═════ Dataset records ═════

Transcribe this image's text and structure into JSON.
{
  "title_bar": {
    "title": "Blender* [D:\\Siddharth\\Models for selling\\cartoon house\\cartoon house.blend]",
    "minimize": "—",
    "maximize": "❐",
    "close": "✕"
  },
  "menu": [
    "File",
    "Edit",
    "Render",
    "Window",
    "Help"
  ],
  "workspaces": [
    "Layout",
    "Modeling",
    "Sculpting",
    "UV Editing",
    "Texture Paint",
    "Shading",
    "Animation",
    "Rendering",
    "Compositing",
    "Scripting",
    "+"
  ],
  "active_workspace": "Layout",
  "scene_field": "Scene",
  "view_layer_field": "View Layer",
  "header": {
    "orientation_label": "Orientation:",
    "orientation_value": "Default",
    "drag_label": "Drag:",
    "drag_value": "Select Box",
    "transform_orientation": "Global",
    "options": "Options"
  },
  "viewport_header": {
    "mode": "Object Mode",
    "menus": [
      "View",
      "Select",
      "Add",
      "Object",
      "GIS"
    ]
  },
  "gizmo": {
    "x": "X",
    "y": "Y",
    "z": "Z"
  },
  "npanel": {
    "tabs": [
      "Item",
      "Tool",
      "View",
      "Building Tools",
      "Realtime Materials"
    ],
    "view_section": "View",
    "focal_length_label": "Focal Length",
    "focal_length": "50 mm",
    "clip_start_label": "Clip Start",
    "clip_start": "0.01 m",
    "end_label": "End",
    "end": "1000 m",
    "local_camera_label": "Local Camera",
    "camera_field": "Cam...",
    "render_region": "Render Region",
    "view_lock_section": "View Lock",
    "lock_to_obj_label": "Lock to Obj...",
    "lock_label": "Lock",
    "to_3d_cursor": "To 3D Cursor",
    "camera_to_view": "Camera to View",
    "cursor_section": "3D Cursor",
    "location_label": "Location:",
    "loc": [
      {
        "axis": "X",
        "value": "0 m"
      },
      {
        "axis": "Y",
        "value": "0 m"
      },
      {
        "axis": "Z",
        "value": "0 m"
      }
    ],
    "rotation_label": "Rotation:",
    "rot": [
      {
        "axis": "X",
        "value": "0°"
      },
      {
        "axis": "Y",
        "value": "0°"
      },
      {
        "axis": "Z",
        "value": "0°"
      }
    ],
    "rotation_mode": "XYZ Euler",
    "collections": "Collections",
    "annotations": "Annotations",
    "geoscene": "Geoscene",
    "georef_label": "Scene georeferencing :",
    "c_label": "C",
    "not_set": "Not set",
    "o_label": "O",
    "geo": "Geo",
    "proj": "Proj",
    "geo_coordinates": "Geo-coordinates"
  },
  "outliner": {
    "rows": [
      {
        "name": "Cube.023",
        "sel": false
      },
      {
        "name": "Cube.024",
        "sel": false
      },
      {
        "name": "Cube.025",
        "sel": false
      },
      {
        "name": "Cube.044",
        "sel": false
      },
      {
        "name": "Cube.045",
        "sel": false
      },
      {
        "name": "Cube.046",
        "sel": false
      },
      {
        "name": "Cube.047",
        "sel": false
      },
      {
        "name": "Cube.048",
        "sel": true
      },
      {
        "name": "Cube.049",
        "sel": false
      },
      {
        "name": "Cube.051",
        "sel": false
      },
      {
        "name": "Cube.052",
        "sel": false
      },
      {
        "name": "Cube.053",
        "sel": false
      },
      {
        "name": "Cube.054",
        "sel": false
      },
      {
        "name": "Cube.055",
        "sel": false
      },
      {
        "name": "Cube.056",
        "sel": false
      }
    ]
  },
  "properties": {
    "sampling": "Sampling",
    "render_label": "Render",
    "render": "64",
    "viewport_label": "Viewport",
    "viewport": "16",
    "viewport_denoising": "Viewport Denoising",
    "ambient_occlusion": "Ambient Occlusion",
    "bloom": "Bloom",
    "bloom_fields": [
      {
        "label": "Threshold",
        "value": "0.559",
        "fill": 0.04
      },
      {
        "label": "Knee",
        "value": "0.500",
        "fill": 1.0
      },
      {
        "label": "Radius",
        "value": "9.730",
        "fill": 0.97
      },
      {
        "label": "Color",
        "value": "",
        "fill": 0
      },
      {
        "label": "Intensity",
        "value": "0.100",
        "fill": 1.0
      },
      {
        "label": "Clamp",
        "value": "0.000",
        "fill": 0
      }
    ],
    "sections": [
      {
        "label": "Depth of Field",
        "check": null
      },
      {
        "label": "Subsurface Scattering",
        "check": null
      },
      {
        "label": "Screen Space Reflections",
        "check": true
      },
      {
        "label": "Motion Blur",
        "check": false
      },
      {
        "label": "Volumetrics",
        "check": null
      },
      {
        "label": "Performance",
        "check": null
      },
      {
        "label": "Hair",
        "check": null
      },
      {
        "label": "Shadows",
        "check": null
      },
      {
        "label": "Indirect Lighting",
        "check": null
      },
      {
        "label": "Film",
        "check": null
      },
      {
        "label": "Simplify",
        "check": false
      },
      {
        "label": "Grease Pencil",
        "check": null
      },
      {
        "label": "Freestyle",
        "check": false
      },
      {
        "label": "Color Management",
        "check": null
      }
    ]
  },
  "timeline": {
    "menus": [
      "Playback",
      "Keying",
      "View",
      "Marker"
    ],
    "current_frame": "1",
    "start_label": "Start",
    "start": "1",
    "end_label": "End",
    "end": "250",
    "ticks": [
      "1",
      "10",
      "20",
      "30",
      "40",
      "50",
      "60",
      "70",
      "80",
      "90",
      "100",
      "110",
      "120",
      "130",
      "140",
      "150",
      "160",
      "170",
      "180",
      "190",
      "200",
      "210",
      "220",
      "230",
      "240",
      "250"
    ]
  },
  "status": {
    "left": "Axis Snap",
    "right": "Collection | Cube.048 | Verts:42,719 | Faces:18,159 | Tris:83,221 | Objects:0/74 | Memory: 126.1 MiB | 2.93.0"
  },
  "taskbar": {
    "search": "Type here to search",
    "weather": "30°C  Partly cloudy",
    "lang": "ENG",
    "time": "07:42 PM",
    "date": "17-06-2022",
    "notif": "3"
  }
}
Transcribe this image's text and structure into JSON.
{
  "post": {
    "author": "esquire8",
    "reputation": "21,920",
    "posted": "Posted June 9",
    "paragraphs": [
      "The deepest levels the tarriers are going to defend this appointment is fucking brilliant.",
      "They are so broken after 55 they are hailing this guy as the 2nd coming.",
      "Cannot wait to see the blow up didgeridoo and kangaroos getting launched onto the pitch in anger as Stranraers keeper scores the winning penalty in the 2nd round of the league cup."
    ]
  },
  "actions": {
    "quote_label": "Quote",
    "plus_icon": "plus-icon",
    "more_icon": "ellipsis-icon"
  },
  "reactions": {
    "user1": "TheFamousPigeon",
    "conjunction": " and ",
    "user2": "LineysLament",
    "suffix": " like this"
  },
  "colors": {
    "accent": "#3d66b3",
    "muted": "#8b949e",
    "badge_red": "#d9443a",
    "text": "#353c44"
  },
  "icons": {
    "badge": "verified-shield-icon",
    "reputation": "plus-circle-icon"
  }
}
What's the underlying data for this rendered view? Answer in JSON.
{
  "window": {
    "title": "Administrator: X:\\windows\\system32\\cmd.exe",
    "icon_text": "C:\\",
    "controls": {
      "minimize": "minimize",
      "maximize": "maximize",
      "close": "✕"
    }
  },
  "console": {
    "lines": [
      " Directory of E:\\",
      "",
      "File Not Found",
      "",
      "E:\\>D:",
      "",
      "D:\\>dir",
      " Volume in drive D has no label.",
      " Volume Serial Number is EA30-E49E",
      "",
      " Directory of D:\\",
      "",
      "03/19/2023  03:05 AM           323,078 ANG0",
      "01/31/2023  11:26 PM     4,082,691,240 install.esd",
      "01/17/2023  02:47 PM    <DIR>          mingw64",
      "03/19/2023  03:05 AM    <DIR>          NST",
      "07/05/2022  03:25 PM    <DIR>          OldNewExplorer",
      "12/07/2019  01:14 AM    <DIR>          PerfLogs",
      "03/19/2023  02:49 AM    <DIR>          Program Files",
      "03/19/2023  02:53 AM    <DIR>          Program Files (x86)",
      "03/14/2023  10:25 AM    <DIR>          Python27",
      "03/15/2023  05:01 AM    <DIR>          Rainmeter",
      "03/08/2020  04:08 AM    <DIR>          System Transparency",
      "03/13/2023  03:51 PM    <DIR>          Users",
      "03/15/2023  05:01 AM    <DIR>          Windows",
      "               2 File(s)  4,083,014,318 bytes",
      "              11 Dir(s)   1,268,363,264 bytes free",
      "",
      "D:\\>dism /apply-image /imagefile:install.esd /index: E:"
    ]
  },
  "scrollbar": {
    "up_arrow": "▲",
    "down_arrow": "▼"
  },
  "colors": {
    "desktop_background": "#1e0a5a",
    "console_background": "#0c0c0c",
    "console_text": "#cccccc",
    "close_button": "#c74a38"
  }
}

═════

• **Your instructions**:
Lines that hold the word "Lock" are the ones to return, every one of them.

• **Task response**:
    "view_lock_section": "View Lock",
    "lock_to_obj_label": "Lock to Obj...",
    "lock_label": "Lock",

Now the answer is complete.